======== DATASET RECORDS

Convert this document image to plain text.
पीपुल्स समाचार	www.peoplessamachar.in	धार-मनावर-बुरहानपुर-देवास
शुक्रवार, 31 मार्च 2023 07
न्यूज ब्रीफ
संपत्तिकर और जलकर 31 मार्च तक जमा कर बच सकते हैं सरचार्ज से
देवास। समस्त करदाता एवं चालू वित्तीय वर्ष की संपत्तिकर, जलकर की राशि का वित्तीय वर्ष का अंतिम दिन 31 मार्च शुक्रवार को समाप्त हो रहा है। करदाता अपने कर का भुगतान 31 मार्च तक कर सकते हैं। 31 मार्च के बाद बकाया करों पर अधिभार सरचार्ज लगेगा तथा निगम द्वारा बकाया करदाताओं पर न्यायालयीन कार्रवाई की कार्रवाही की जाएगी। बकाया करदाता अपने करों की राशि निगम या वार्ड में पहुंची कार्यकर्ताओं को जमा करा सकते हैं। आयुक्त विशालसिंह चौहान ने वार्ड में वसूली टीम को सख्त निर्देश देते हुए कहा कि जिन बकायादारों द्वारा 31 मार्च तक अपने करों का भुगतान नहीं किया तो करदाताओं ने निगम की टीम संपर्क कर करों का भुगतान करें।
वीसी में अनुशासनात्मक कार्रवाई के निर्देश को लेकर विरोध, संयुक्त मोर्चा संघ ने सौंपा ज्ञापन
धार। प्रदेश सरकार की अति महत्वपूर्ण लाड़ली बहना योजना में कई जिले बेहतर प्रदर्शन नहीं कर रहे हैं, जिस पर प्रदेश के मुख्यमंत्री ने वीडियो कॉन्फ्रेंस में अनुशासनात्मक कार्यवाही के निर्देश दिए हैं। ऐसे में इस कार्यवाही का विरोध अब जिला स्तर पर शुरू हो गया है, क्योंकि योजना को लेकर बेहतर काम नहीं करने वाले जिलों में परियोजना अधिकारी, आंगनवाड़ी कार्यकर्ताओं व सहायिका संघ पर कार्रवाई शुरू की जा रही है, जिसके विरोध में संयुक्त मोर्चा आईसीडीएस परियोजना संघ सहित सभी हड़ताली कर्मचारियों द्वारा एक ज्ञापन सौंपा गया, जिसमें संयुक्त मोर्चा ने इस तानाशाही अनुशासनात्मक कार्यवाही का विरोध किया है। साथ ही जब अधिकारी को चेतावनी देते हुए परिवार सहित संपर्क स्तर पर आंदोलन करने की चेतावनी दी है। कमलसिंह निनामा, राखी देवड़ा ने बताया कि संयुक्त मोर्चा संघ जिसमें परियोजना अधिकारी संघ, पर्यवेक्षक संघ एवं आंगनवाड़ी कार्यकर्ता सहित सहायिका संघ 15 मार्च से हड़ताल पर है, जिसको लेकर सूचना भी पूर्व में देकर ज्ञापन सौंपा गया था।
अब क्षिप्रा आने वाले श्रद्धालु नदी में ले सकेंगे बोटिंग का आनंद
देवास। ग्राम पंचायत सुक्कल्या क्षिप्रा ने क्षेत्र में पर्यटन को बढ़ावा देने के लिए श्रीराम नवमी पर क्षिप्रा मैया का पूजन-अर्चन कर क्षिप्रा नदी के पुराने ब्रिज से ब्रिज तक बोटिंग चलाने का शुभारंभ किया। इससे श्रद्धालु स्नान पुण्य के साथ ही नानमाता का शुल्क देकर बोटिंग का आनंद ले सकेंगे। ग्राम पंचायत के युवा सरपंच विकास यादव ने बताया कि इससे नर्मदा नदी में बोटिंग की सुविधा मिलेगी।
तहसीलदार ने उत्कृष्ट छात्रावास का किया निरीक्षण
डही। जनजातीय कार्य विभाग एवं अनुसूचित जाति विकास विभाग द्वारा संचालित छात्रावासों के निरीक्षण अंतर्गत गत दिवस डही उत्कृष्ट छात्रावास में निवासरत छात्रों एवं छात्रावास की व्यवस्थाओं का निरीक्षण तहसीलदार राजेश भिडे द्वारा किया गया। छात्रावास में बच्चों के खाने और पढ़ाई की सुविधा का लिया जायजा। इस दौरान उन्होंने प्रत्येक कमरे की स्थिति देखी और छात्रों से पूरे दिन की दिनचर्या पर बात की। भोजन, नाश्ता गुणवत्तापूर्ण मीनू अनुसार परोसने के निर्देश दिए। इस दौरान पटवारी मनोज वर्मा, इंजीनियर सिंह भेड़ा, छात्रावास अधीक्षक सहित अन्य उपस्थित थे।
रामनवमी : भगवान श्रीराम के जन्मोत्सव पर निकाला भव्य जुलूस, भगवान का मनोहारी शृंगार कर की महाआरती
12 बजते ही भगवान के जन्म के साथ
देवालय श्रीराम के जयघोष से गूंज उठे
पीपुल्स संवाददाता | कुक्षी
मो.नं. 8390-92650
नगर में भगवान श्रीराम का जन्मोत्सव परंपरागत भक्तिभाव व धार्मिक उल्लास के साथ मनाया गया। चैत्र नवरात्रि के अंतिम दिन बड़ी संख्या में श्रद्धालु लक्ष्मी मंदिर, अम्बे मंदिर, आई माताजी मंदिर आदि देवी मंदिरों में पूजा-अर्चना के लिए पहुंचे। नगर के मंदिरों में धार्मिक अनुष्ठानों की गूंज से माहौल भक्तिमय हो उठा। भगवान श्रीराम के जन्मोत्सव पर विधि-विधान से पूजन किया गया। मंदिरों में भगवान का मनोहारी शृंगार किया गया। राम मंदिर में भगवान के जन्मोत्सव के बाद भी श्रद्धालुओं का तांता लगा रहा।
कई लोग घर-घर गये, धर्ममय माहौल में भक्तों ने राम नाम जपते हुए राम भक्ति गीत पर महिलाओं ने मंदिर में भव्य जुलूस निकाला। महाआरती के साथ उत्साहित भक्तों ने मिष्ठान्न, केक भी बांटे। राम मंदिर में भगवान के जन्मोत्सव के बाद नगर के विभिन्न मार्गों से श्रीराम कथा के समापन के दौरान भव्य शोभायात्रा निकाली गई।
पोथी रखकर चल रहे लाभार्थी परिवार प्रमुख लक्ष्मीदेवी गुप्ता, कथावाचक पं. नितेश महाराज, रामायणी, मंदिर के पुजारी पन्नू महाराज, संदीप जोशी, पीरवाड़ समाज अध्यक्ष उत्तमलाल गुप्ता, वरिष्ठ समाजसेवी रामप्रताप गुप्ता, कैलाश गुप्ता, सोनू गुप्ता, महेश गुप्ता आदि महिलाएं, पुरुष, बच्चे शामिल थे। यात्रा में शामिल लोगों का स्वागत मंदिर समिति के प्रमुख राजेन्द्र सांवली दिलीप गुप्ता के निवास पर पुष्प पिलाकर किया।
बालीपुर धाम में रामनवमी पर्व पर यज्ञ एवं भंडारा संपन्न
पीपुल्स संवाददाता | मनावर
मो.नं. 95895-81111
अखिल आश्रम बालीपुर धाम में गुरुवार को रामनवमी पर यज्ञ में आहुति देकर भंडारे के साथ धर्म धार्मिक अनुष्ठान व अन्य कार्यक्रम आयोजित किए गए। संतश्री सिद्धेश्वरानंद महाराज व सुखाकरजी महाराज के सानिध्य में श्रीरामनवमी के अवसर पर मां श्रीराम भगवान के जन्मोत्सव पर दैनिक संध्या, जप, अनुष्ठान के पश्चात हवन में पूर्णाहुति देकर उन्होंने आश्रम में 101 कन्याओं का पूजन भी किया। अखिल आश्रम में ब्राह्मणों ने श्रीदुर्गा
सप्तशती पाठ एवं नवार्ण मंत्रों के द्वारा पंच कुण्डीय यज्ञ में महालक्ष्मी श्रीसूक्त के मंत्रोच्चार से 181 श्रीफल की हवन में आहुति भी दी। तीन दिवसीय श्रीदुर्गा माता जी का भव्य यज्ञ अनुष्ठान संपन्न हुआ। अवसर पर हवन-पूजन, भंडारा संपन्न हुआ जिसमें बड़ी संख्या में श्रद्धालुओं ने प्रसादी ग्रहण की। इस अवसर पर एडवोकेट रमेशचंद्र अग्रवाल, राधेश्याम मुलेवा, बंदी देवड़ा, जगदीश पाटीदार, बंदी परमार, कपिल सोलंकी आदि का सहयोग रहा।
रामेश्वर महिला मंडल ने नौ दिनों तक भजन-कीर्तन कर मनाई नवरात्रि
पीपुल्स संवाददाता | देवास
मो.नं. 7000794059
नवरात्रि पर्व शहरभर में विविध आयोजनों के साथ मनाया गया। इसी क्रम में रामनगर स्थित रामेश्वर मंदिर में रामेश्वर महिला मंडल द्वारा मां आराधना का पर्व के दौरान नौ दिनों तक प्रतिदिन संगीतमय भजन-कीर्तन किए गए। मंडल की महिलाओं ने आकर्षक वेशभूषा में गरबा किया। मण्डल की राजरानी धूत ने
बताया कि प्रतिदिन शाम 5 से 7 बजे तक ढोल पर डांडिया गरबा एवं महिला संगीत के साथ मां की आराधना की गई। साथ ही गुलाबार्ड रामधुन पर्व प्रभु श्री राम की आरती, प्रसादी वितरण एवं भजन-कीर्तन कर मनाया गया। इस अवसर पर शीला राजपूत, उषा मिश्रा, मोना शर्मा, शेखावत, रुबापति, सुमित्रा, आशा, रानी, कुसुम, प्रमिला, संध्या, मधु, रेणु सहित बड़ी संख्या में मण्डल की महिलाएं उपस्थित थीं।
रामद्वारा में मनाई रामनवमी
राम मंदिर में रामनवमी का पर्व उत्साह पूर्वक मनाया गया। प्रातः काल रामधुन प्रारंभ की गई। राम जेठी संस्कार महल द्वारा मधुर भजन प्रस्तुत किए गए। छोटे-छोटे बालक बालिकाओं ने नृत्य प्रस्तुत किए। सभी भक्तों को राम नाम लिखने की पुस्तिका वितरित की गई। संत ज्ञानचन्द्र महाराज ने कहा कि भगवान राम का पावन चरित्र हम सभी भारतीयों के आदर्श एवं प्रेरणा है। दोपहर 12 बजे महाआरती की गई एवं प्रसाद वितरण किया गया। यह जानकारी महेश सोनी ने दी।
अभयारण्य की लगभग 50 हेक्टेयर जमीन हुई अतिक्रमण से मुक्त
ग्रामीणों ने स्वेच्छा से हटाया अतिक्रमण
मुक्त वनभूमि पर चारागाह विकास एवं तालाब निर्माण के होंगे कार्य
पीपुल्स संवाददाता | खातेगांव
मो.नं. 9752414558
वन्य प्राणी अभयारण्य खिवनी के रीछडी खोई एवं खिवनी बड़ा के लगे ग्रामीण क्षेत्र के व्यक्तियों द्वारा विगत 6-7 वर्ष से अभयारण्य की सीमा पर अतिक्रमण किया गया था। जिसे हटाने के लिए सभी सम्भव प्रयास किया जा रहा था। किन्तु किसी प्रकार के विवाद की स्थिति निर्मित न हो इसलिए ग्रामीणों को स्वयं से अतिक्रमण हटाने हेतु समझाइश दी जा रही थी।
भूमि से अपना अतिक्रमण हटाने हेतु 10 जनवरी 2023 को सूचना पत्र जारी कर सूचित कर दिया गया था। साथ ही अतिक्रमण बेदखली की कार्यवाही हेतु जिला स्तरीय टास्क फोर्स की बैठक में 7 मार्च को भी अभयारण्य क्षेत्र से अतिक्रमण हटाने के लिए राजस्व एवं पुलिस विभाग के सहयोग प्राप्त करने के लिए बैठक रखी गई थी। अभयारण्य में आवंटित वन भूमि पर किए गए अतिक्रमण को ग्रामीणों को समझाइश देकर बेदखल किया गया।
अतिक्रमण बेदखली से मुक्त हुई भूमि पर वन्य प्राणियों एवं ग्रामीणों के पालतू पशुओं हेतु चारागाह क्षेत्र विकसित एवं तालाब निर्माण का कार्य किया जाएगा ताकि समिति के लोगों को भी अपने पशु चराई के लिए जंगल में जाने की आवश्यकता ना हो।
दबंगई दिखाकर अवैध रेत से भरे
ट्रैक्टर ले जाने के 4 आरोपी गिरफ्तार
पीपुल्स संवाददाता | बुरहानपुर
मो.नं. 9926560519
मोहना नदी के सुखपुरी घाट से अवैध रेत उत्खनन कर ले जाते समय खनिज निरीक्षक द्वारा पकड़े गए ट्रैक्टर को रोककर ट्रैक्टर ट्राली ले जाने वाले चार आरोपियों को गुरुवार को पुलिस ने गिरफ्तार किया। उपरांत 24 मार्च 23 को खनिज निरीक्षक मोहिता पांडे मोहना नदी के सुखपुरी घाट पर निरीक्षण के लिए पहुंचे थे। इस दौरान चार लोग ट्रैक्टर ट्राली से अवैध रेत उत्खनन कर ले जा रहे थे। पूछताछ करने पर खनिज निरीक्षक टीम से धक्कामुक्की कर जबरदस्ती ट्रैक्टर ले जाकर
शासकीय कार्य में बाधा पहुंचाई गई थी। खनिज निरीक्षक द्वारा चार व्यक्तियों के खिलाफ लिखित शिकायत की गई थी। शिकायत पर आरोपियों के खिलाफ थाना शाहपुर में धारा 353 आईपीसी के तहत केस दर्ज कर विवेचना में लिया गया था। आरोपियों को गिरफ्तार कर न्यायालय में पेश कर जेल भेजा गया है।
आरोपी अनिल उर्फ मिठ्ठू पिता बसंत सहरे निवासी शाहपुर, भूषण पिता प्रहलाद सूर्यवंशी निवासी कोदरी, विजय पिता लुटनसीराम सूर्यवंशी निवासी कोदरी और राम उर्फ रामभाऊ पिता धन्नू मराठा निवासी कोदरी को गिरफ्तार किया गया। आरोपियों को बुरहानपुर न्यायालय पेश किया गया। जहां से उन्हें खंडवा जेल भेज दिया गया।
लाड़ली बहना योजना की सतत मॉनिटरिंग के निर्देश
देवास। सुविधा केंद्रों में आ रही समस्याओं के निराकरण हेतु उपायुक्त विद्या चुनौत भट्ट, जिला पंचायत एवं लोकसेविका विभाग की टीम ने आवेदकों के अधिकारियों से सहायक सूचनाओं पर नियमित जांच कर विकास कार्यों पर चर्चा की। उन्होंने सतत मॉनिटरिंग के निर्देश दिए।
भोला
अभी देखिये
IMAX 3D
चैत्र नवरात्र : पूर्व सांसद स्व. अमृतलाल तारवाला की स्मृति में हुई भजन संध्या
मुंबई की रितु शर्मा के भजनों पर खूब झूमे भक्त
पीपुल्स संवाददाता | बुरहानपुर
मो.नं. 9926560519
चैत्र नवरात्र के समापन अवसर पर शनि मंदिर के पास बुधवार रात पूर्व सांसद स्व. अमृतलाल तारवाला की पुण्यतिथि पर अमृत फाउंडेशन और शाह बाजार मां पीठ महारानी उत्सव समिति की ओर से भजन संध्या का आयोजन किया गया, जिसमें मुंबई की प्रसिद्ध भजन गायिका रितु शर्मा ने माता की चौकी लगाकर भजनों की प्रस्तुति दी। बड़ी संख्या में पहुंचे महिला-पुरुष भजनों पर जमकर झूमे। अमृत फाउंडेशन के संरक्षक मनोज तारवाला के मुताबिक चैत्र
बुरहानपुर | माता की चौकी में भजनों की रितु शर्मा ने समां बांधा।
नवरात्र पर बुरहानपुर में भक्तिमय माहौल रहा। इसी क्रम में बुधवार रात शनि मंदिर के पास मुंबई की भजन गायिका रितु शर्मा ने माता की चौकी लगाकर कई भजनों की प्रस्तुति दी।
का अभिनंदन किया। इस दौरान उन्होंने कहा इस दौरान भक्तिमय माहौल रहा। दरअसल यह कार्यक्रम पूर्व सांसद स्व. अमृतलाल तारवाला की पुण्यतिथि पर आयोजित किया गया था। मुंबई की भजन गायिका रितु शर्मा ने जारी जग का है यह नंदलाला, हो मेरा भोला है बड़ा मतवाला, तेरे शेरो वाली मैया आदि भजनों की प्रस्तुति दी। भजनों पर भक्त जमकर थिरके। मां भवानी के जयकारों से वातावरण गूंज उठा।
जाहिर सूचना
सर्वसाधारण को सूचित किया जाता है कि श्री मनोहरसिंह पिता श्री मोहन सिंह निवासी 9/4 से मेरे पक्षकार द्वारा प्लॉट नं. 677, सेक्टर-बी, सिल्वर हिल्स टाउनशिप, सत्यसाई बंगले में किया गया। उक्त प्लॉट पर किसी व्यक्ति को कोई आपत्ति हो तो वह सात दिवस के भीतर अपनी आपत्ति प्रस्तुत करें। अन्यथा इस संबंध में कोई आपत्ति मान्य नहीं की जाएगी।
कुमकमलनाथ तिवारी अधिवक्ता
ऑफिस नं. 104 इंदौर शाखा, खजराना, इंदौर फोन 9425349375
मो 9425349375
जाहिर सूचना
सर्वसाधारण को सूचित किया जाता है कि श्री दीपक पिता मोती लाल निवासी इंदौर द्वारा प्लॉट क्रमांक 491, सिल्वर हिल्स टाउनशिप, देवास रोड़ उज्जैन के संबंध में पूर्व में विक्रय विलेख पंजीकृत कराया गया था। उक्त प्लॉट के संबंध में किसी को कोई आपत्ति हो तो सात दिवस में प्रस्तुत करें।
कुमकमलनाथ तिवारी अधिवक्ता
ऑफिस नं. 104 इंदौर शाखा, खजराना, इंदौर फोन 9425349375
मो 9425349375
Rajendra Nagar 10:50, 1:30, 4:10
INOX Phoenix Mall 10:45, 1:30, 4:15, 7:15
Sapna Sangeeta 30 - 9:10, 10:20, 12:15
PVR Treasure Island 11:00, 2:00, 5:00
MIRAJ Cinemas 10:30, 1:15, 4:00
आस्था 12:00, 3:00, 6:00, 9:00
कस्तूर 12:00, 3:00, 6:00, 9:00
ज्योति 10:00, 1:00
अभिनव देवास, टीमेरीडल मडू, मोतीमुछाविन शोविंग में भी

================

» WHAT YOU HAVE TO DO
Identify and copy all lines with the word "जलकर".

» PROBLEM SOLUTION
संपत्तिकर और जलकर 31 मार्च तक जमा कर बच सकते हैं सरचार्ज से
देवास। समस्त करदाता एवं चालू वित्तीय वर्ष की संपत्तिकर, जलकर की राशि का वित्तीय वर्ष का अंतिम दिन 31 मार्च शुक्रवार को समाप्त हो रहा है। करदाता अपने कर का भुगतान 31 मार्च तक कर सकते हैं। 31 मार्च के बाद बकाया करों पर अधिभार सरचार्ज लगेगा तथा निगम द्वारा बकाया करदाताओं पर न्यायालयीन कार्रवाई की कार्रवाही की जाएगी। बकाया करदाता अपने करों की राशि निगम या वार्ड में पहुंची कार्यकर्ताओं को जमा करा सकते हैं। आयुक्त विशालसिंह चौहान ने वार्ड में वसूली टीम को सख्त निर्देश देते हुए कहा कि जिन बकायादारों द्वारा 31 मार्च तक अपने करों का भुगतान नहीं किया तो करदाताओं ने निगम की टीम संपर्क कर करों का भुगतान करें।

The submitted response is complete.